**Work to do**
Show all lines from the data that include the word "grants".
* Begin Data section *
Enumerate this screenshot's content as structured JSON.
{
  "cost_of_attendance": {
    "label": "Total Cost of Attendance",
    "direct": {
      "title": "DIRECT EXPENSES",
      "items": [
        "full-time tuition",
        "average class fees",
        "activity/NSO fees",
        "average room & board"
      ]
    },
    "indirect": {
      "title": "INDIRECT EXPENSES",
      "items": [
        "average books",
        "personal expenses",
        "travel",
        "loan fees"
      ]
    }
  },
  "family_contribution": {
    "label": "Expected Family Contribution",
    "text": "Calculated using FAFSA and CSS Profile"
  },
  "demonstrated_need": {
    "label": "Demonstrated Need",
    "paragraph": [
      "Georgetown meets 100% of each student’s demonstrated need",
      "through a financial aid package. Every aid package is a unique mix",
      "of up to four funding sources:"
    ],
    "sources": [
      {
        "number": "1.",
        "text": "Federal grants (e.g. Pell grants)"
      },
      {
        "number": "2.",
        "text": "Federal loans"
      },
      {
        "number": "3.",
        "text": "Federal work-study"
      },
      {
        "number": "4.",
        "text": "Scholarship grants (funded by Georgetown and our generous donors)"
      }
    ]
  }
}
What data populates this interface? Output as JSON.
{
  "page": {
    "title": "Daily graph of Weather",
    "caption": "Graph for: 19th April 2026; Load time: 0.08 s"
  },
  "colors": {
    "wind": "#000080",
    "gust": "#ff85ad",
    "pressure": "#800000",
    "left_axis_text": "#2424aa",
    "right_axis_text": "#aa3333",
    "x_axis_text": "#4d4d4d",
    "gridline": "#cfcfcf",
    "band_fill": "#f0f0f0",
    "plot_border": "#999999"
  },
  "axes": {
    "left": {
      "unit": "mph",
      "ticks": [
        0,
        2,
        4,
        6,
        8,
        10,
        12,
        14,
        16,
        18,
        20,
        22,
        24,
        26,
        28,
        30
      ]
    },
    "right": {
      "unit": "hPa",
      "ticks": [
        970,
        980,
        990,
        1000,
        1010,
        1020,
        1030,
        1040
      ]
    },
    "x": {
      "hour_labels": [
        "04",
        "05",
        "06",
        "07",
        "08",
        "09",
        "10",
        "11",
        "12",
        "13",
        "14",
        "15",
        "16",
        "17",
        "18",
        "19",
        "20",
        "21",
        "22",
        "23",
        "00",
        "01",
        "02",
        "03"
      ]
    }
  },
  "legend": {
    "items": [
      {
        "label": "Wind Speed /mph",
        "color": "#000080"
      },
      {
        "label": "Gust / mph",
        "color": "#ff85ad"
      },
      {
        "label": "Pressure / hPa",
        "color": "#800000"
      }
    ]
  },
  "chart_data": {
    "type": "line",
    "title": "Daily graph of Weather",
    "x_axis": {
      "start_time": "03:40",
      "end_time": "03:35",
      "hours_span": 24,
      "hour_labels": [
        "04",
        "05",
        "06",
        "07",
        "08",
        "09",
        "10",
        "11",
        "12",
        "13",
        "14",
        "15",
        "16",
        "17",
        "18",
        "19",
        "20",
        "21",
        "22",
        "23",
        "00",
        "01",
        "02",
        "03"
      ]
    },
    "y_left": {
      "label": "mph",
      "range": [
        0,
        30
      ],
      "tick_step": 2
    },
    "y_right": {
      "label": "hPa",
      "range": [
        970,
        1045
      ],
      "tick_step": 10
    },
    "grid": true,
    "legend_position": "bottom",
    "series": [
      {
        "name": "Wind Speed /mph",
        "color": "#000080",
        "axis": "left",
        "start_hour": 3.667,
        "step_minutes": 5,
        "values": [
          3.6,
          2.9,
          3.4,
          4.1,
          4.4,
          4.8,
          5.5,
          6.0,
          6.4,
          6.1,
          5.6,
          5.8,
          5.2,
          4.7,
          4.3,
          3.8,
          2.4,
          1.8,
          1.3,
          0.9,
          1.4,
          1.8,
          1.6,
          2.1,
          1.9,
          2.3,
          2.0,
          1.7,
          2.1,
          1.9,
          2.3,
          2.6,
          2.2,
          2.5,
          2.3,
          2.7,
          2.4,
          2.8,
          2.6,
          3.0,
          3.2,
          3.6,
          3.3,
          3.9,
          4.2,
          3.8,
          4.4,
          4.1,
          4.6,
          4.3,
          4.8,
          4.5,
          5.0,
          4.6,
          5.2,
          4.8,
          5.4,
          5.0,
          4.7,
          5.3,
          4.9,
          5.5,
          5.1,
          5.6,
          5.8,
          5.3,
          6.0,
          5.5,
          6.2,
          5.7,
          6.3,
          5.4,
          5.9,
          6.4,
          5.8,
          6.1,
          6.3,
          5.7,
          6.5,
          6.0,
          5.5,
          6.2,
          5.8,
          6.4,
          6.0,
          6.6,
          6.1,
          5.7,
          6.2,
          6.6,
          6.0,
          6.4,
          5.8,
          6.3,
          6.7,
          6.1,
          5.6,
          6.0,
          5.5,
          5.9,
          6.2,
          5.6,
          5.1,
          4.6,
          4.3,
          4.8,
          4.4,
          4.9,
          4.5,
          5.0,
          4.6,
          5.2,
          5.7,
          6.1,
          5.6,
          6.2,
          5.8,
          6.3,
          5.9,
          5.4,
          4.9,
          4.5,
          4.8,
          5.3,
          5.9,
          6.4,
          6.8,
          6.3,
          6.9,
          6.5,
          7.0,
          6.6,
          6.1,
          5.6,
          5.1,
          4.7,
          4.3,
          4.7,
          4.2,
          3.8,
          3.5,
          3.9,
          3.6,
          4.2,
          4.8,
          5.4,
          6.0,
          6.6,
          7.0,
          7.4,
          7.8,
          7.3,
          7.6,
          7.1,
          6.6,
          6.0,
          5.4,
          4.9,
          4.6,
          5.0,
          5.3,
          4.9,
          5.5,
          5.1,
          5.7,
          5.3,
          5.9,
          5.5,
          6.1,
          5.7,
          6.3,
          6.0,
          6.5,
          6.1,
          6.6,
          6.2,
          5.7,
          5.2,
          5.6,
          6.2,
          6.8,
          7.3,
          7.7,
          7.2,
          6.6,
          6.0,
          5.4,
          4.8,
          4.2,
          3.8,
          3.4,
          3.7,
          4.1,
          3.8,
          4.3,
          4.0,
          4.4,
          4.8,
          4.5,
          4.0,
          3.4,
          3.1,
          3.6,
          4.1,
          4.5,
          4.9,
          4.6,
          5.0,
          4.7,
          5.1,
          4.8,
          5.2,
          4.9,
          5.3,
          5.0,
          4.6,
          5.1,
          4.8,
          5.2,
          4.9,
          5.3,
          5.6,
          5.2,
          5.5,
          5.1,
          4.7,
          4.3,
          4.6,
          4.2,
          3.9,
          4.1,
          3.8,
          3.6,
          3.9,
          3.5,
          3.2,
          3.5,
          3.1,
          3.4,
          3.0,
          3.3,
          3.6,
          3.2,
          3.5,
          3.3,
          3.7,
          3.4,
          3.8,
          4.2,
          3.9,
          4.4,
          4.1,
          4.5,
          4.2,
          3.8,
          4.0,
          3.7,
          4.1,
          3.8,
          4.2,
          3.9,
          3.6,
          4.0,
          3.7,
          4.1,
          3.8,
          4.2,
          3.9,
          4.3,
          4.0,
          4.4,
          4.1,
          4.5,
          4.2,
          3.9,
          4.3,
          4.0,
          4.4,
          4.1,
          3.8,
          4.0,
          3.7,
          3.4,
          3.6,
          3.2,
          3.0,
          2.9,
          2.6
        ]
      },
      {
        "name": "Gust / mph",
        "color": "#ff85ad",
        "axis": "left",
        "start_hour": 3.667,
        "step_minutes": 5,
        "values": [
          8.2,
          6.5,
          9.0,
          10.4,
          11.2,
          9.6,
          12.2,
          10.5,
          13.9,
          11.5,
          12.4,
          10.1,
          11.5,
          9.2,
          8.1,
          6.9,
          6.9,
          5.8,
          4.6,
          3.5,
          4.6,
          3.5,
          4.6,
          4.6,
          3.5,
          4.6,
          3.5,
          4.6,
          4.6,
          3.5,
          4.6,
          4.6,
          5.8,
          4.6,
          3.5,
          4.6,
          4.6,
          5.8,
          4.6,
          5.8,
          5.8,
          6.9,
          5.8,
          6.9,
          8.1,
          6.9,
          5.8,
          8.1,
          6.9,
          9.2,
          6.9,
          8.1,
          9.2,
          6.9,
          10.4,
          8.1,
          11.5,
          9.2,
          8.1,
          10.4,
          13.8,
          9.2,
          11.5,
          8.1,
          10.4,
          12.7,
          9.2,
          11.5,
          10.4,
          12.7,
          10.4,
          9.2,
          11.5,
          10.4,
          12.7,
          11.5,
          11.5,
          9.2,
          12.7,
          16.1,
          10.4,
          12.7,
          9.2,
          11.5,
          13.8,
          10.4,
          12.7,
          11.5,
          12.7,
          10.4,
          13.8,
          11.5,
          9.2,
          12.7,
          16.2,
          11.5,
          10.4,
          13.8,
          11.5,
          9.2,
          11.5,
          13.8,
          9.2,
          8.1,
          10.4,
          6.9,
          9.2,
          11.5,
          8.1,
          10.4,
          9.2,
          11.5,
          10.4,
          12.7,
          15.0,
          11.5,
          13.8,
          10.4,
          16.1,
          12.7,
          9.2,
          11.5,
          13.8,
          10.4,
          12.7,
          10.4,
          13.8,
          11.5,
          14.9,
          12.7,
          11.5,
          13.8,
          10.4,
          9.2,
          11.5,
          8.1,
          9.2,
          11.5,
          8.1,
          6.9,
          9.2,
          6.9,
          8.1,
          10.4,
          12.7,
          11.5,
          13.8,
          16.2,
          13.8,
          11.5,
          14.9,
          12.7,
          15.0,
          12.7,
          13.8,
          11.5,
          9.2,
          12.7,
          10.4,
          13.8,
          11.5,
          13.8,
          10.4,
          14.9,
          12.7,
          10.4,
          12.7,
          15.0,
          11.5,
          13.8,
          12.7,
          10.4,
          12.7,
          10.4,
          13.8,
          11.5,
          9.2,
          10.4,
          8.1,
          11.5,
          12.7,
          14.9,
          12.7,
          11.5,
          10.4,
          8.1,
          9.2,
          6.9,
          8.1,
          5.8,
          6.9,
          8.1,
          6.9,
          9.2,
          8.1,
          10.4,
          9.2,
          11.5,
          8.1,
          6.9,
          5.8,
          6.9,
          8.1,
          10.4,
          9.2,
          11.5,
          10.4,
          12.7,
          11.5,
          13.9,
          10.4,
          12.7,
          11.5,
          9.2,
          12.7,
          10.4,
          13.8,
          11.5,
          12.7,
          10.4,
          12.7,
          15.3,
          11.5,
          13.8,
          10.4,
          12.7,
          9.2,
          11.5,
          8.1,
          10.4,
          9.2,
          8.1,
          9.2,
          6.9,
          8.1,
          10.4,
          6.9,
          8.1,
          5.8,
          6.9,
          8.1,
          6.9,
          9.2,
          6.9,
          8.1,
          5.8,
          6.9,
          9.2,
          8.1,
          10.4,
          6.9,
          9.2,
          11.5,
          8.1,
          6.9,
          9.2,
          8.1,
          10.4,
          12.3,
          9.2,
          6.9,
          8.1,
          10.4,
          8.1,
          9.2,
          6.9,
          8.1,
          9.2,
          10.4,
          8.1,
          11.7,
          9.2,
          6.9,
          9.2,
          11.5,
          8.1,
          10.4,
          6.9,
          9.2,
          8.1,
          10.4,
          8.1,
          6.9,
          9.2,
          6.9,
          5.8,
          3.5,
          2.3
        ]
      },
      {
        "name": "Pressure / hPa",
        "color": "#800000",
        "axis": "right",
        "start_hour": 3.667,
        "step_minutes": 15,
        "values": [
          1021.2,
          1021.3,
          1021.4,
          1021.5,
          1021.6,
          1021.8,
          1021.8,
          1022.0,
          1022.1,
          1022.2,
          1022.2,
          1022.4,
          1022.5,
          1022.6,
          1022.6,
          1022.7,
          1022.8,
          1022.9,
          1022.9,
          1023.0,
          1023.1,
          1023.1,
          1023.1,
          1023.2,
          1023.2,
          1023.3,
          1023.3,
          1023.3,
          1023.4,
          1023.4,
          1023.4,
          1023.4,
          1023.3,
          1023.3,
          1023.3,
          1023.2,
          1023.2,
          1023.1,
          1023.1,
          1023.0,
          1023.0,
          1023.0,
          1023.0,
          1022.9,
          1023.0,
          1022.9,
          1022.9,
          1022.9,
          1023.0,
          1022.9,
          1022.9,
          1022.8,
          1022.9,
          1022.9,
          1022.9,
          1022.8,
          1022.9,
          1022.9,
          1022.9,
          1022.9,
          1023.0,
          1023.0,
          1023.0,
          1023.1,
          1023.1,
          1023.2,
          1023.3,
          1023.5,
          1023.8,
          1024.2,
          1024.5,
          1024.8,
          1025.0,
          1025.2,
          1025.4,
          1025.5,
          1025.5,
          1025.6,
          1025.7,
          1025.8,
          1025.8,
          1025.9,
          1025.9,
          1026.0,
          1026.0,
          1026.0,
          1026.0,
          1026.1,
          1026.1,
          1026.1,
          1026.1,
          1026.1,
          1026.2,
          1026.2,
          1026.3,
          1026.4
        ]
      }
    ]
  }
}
* End Data section *
**Answer to the problem**
        "text": "Federal grants (e.g. Pell grants)"
        "text": "Scholarship grants (funded by Georgetown and our generous donors)"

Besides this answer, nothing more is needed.